▶ EXERCISE: Go through the data and copy every line exactly, but not the images.

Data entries
%%

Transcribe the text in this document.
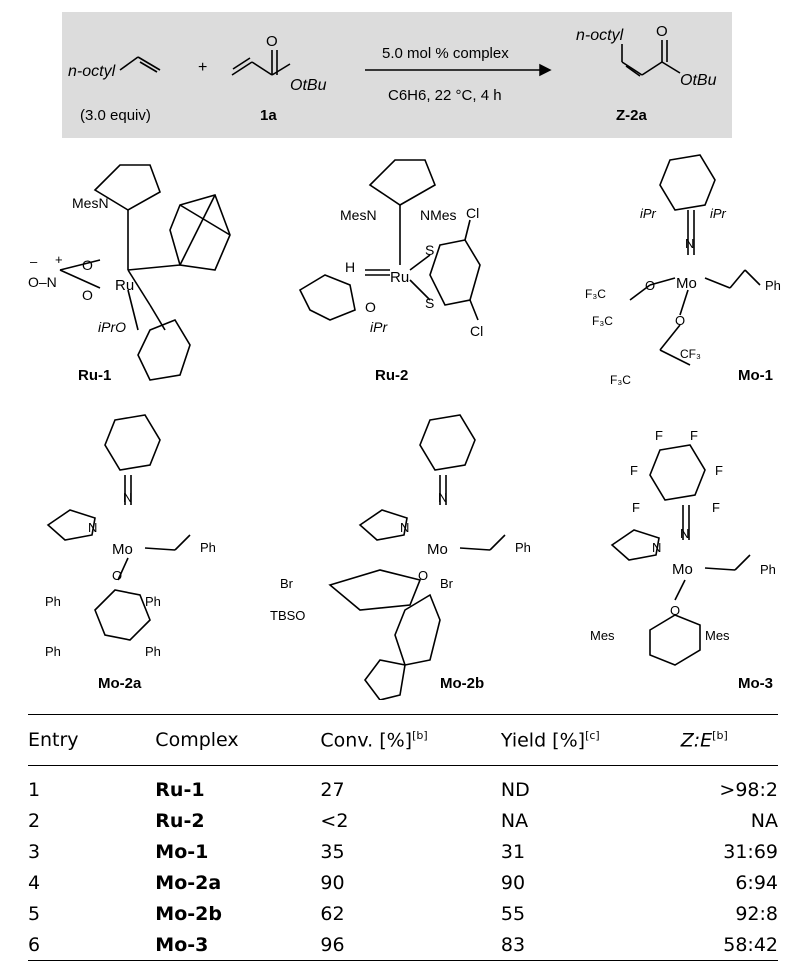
n-octyl
(3.0 equiv)
+
O
OtBu
1a
5.0 mol % complex
C6H6, 22 °C, 4 h
n-octyl O
OtBu
Z-2a
MesN
Ru
–
O–N
+ O
O
iPrO
Ru-1
MesN	NMes
H
Ru
O
iPr
S
S
Cl
Cl
Ru-2
iPr	iPr
N
Mo
O
O
Ph
F₃C
F₃C
CF₃
F₃C	Mo-1
N
N
Mo
O
Ph
Ph	Ph
Ph	Ph
Mo-2a
N
N
Mo
O
Ph
Br
TBSO
Br
Mo-2b
F F
F	F
F	F
N
N
Mo
O
Ph
Mes	Mes
Mo-3
Entry	Complex	Conv. [%][b]	Yield [%][c]	Z:E[b]
1	Ru-1	27	ND	>98:2
2	Ru-2	<2	NA	NA
3	Mo-1	35	31	31:69
4	Mo-2a	90	90	6:94
5	Mo-2b	62	55	92:8
6	Mo-3	96	83	58:42
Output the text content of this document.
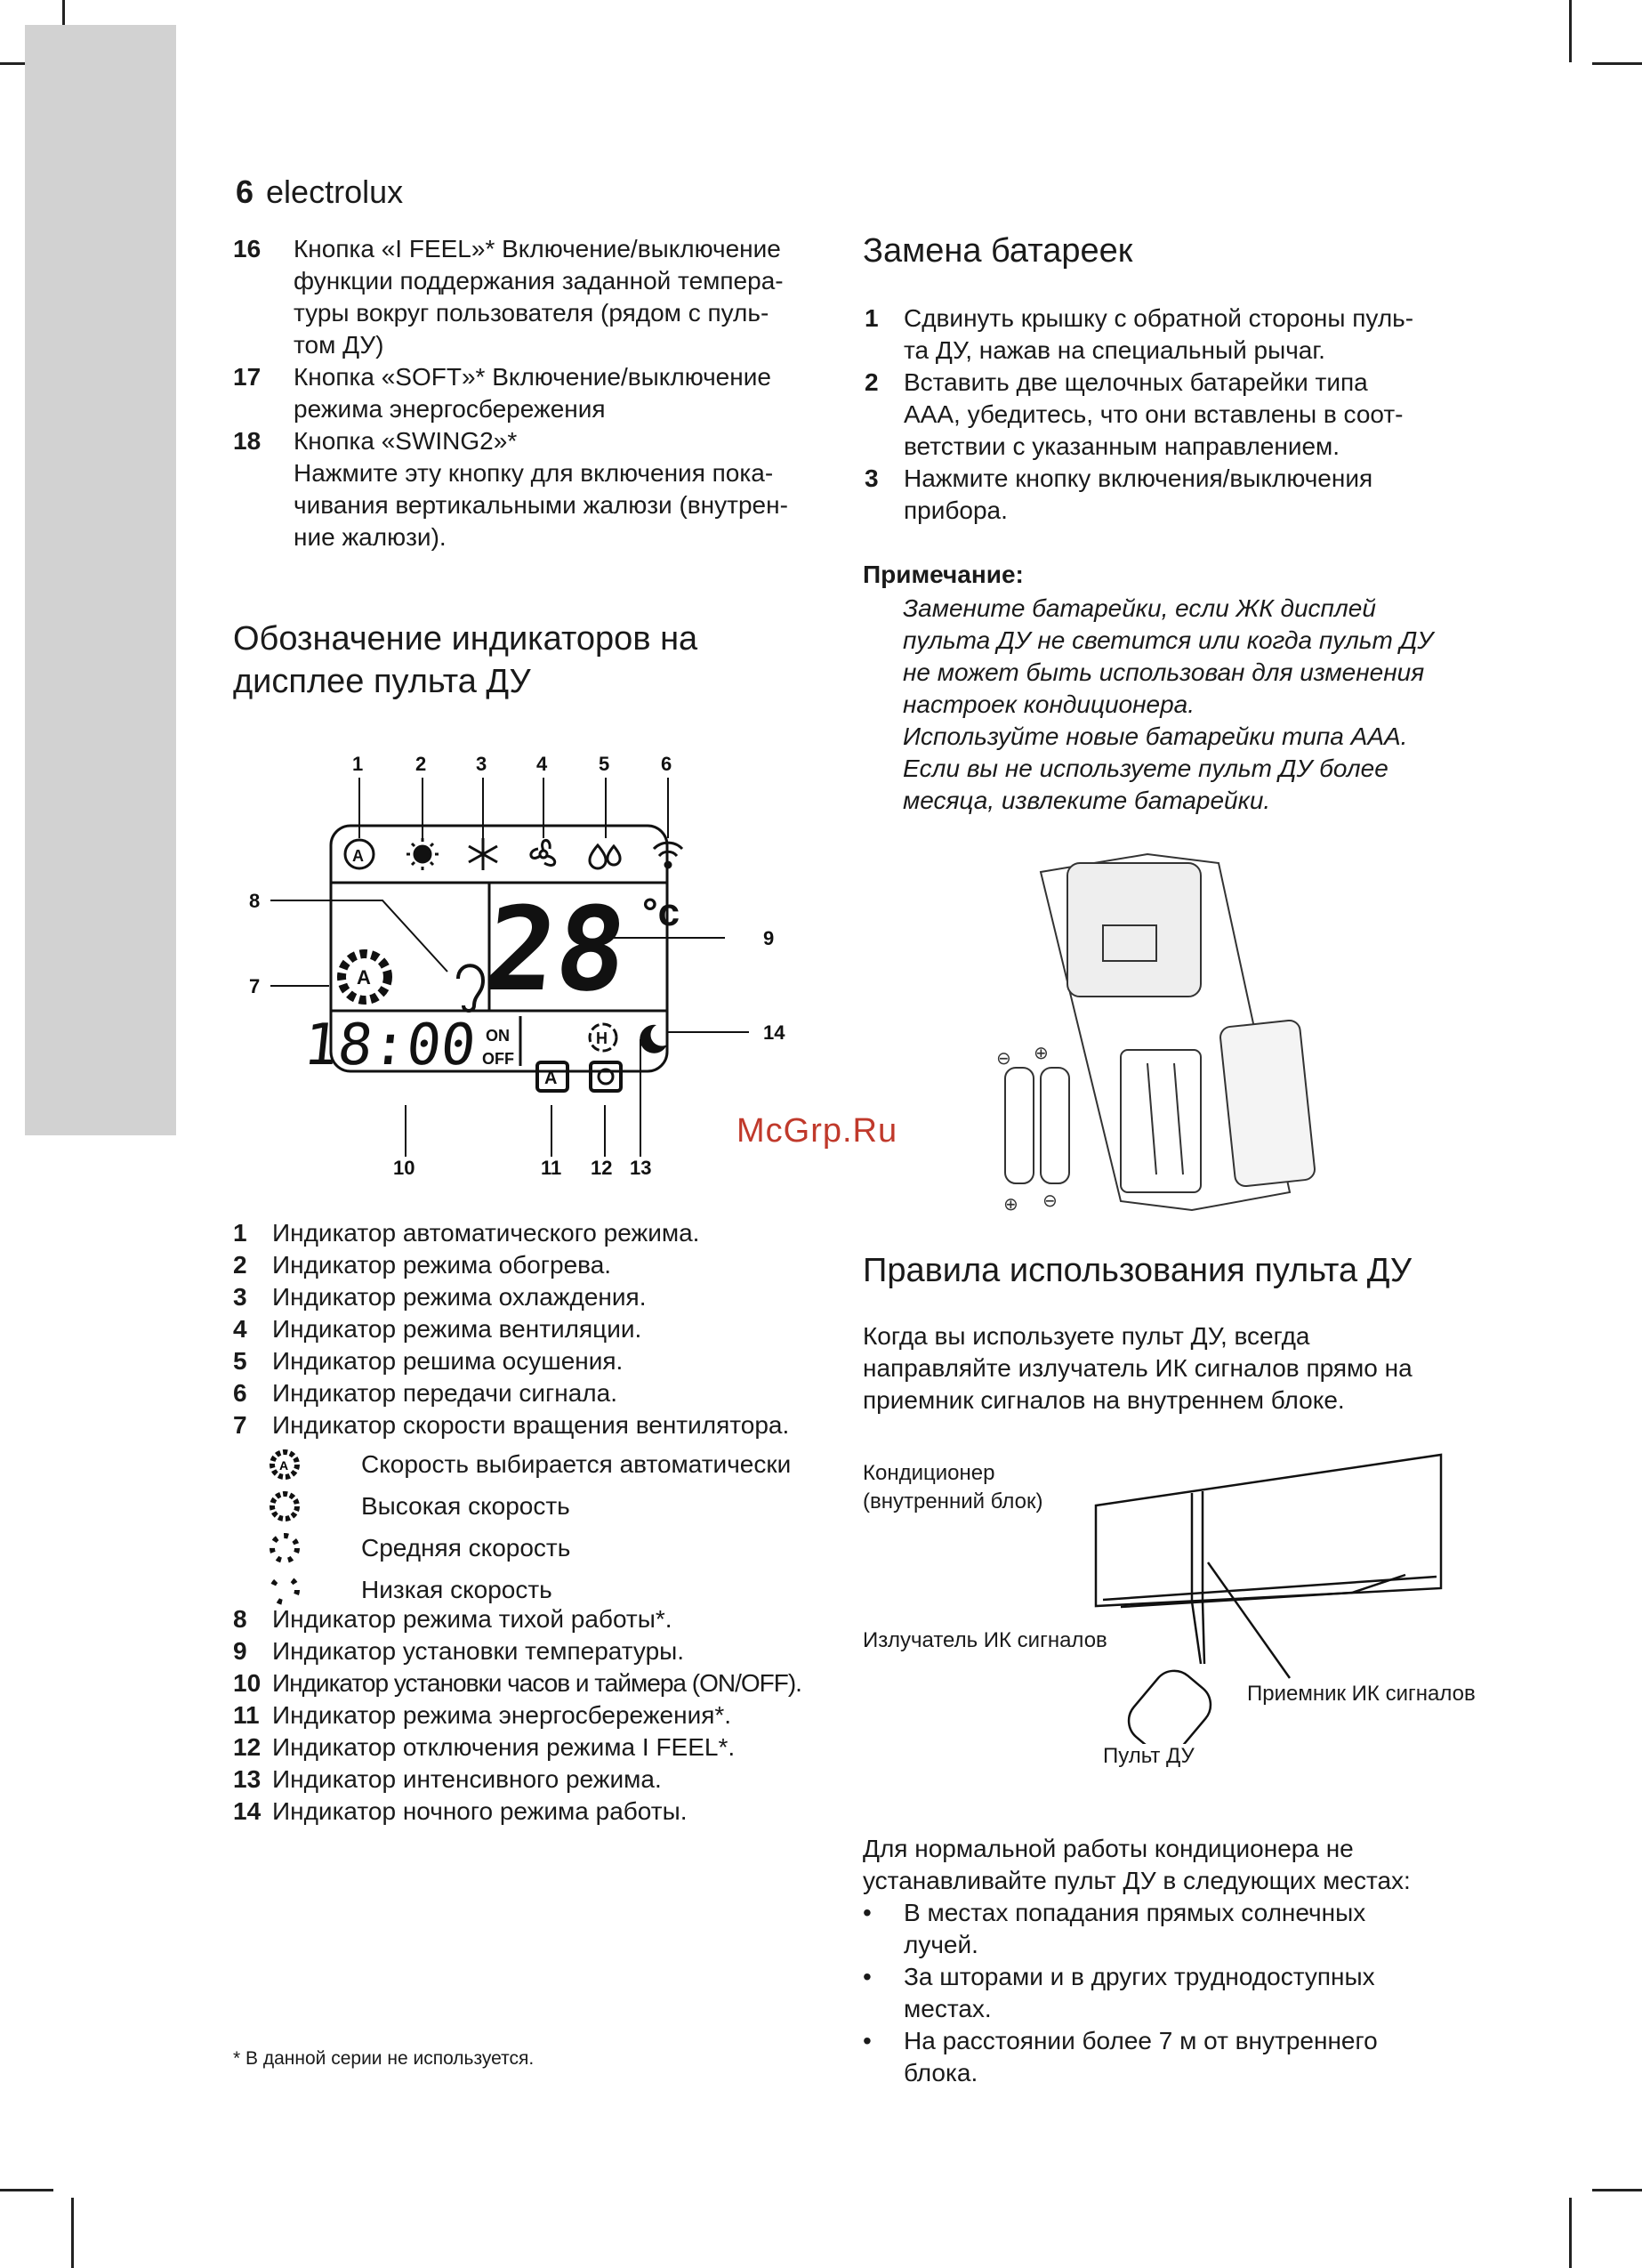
6 electrolux
16 Кнопка «I FEEL»* Включение/выключение
функции поддержания заданной темпера-
туры вокруг пользователя (рядом с пуль-
том ДУ)
17 Кнопка «SOFT»* Включение/выключение
режима энергосбережения
18 Кнопка «SWING2»*
Нажмите эту кнопку для включения пока-
чивания вертикальными жалюзи (внутрен-
ние жалюзи).
Обозначение индикаторов на
дисплее пульта ДУ
1	2	3	4	5	6
7
8
9
10	11 12 13
14
A
A 28 °c
18:00 ON
OFF
A
H
1 Индикатор автоматического режима.
2 Индикатор режима обогрева.
3 Индикатор режима охлаждения.
4 Индикатор режима вентиляции.
5 Индикатор решима осушения.
6 Индикатор передачи сигнала.
7 Индикатор скорости вращения вентилятора.
A	Скорость выбирается автоматически
Высокая скорость
Средняя скорость
Низкая скорость
8 Индикатор режима тихой работы*.
9 Индикатор установки температуры.
10 Индикатор установки часов и таймера (ON/OFF).
11 Индикатор режима энергосбережения*.
12 Индикатор отключения режима I FEEL*.
13 Индикатор интенсивного режима.
14 Индикатор ночного режима работы.
* В данной серии не используется.
Замена батареек
1 Сдвинуть крышку с обратной стороны пуль-
та ДУ, нажав на специальный рычаг.
2 Вставить две щелочных батарейки типа
ААА, убедитесь, что они вставлены в соот-
ветствии с указанным направлением.
3 Нажмите кнопку включения/выключения
прибора.
Примечание:
Замените батарейки, если ЖК дисплей
пульта ДУ не светится или когда пульт ДУ
не может быть использован для изменения
настроек кондиционера.
Используйте новые батарейки типа ААА.
Если вы не используете пульт ДУ более
месяца, извлеките батарейки.
⊖ ⊕
⊕ ⊖
McGrp.Ru
Правила использования пульта ДУ
Когда вы используете пульт ДУ, всегда
направляйте излучатель ИК сигналов прямо на
приемник сигналов на внутреннем блоке.
Кондиционер
(внутренний блок)
Излучатель ИК сигналов
Приемник ИК сигналов
Пульт ДУ
Для нормальной работы кондиционера не
устанавливайте пульт ДУ в следующих местах:
• В местах попадания прямых солнечных
лучей.
• За шторами и в других труднодоступных
местах.
• На расстоянии более 7 м от внутреннего
блока.
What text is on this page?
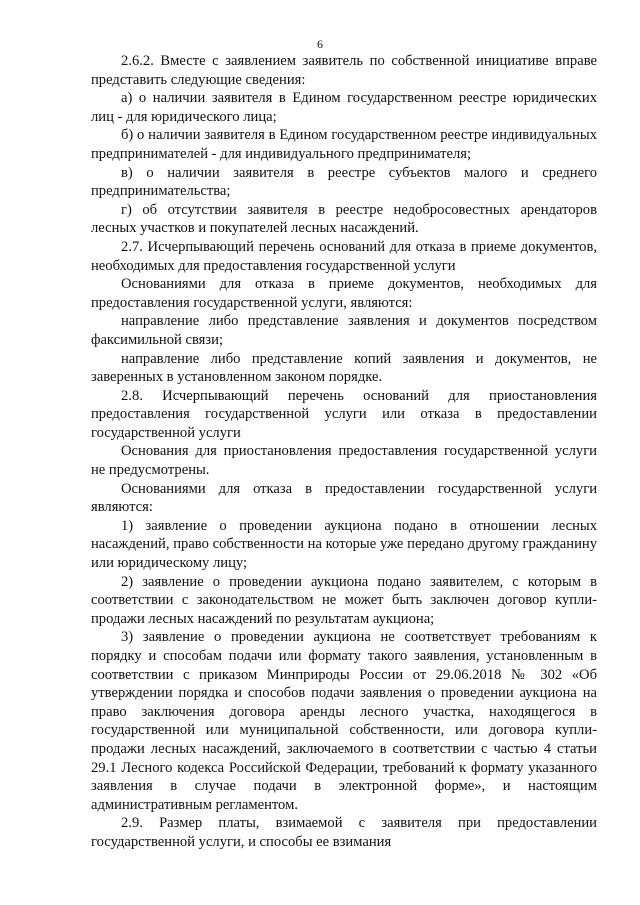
6

2.6.2. Вместе с заявлением заявитель по собственной инициативе вправе представить следующие сведения:

а) о наличии заявителя в Едином государственном реестре юридических лиц - для юридического лица;

б) о наличии заявителя в Едином государственном реестре индивидуальных предпринимателей - для индивидуального предпринимателя;

в) о наличии заявителя в реестре субъектов малого и среднего предпринимательства;

г) об отсутствии заявителя в реестре недобросовестных арендаторов лесных участков и покупателей лесных насаждений.

2.7. Исчерпывающий перечень оснований для отказа в приеме документов, необходимых для предоставления государственной услуги

Основаниями для отказа в приеме документов, необходимых для предоставления государственной услуги, являются:

направление либо представление заявления и документов посредством факсимильной связи;

направление либо представление копий заявления и документов, не заверенных в установленном законом порядке.

2.8. Исчерпывающий перечень оснований для приостановления предоставления государственной услуги или отказа в предоставлении государственной услуги

Основания для приостановления предоставления государственной услуги не предусмотрены.

Основаниями для отказа в предоставлении государственной услуги являются:

1) заявление о проведении аукциона подано в отношении лесных насаждений, право собственности на которые уже передано другому гражданину или юридическому лицу;

2) заявление о проведении аукциона подано заявителем, с которым в соответствии с законодательством не может быть заключен договор купли-продажи лесных насаждений по результатам аукциона;

3) заявление о проведении аукциона не соответствует требованиям к порядку и способам подачи или формату такого заявления, установленным в соответствии с приказом Минприроды России от 29.06.2018 № 302 «Об утверждении порядка и способов подачи заявления о проведении аукциона на право заключения договора аренды лесного участка, находящегося в государственной или муниципальной собственности, или договора купли-продажи лесных насаждений, заключаемого в соответствии с частью 4 статьи 29.1 Лесного кодекса Российской Федерации, требований к формату указанного заявления в случае подачи в электронной форме», и настоящим административным регламентом.

2.9. Размер платы, взимаемой с заявителя при предоставлении государственной услуги, и способы ее взимания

%%

▶ FULL ANSWER:
Transcribe the text in this document.
n-octyl
(3.0 equiv)
+
O
OtBu
1a
5.0 mol % complex
C6H6, 22 °C, 4 h
n-octyl O
OtBu
Z-2a
MesN
Ru
–
O–N
+ O
O
iPrO
Ru-1
MesN	NMes
H
Ru
O
iPr
S
S
Cl
Cl
Ru-2
iPr	iPr
N
Mo
O
O
Ph
F₃C
F₃C
CF₃
F₃C	Mo-1
N
N
Mo
O
Ph
Ph	Ph
Ph	Ph
Mo-2a
N
N
Mo
O
Ph
Br
TBSO
Br
Mo-2b
F F
F	F
F	F
N
N
Mo
O
Ph
Mes	Mes
Mo-3
Entry	Complex	Conv. [%][b]	Yield [%][c]	Z:E[b]
1	Ru-1	27	ND	>98:2
2	Ru-2	<2	NA	NA
3	Mo-1	35	31	31:69
4	Mo-2a	90	90	6:94
5	Mo-2b	62	55	92:8
6	Mo-3	96	83	58:42
Output the text content of this document.
6 electrolux
16 Кнопка «I FEEL»* Включение/выключение
функции поддержания заданной темпера-
туры вокруг пользователя (рядом с пуль-
том ДУ)
17 Кнопка «SOFT»* Включение/выключение
режима энергосбережения
18 Кнопка «SWING2»*
Нажмите эту кнопку для включения пока-
чивания вертикальными жалюзи (внутрен-
ние жалюзи).
Обозначение индикаторов на
дисплее пульта ДУ
1	2	3	4	5	6
7
8
9
10	11 12 13
14
A
A 28 °c
18:00 ON
OFF
A
H
1 Индикатор автоматического режима.
2 Индикатор режима обогрева.
3 Индикатор режима охлаждения.
4 Индикатор режима вентиляции.
5 Индикатор решима осушения.
6 Индикатор передачи сигнала.
7 Индикатор скорости вращения вентилятора.
A	Скорость выбирается автоматически
Высокая скорость
Средняя скорость
Низкая скорость
8 Индикатор режима тихой работы*.
9 Индикатор установки температуры.
10 Индикатор установки часов и таймера (ON/OFF).
11 Индикатор режима энергосбережения*.
12 Индикатор отключения режима I FEEL*.
13 Индикатор интенсивного режима.
14 Индикатор ночного режима работы.
* В данной серии не используется.
Замена батареек
1 Сдвинуть крышку с обратной стороны пуль-
та ДУ, нажав на специальный рычаг.
2 Вставить две щелочных батарейки типа
ААА, убедитесь, что они вставлены в соот-
ветствии с указанным направлением.
3 Нажмите кнопку включения/выключения
прибора.
Примечание:
Замените батарейки, если ЖК дисплей
пульта ДУ не светится или когда пульт ДУ
не может быть использован для изменения
настроек кондиционера.
Используйте новые батарейки типа ААА.
Если вы не используете пульт ДУ более
месяца, извлеките батарейки.
⊖ ⊕
⊕ ⊖
McGrp.Ru
Правила использования пульта ДУ
Когда вы используете пульт ДУ, всегда
направляйте излучатель ИК сигналов прямо на
приемник сигналов на внутреннем блоке.
Кондиционер
(внутренний блок)
Излучатель ИК сигналов
Приемник ИК сигналов
Пульт ДУ
Для нормальной работы кондиционера не
устанавливайте пульт ДУ в следующих местах:
• В местах попадания прямых солнечных
лучей.
• За шторами и в других труднодоступных
местах.
• На расстоянии более 7 м от внутреннего
блока.
What text is on this page?
6

2.6.2. Вместе с заявлением заявитель по собственной инициативе вправе представить следующие сведения:

а) о наличии заявителя в Едином государственном реестре юридических лиц - для юридического лица;

б) о наличии заявителя в Едином государственном реестре индивидуальных предпринимателей - для индивидуального предпринимателя;

в) о наличии заявителя в реестре субъектов малого и среднего предпринимательства;

г) об отсутствии заявителя в реестре недобросовестных арендаторов лесных участков и покупателей лесных насаждений.

2.7. Исчерпывающий перечень оснований для отказа в приеме документов, необходимых для предоставления государственной услуги

Основаниями для отказа в приеме документов, необходимых для предоставления государственной услуги, являются:

направление либо представление заявления и документов посредством факсимильной связи;

направление либо представление копий заявления и документов, не заверенных в установленном законом порядке.

2.8. Исчерпывающий перечень оснований для приостановления предоставления государственной услуги или отказа в предоставлении государственной услуги

Основания для приостановления предоставления государственной услуги не предусмотрены.

Основаниями для отказа в предоставлении государственной услуги являются:

1) заявление о проведении аукциона подано в отношении лесных насаждений, право собственности на которые уже передано другому гражданину или юридическому лицу;

2) заявление о проведении аукциона подано заявителем, с которым в соответствии с законодательством не может быть заключен договор купли-продажи лесных насаждений по результатам аукциона;

3) заявление о проведении аукциона не соответствует требованиям к порядку и способам подачи или формату такого заявления, установленным в соответствии с приказом Минприроды России от 29.06.2018 № 302 «Об утверждении порядка и способов подачи заявления о проведении аукциона на право заключения договора аренды лесного участка, находящегося в государственной или муниципальной собственности, или договора купли-продажи лесных насаждений, заключаемого в соответствии с частью 4 статьи 29.1 Лесного кодекса Российской Федерации, требований к формату указанного заявления в случае подачи в электронной форме», и настоящим административным регламентом.

2.9. Размер платы, взимаемой с заявителя при предоставлении государственной услуги, и способы ее взимания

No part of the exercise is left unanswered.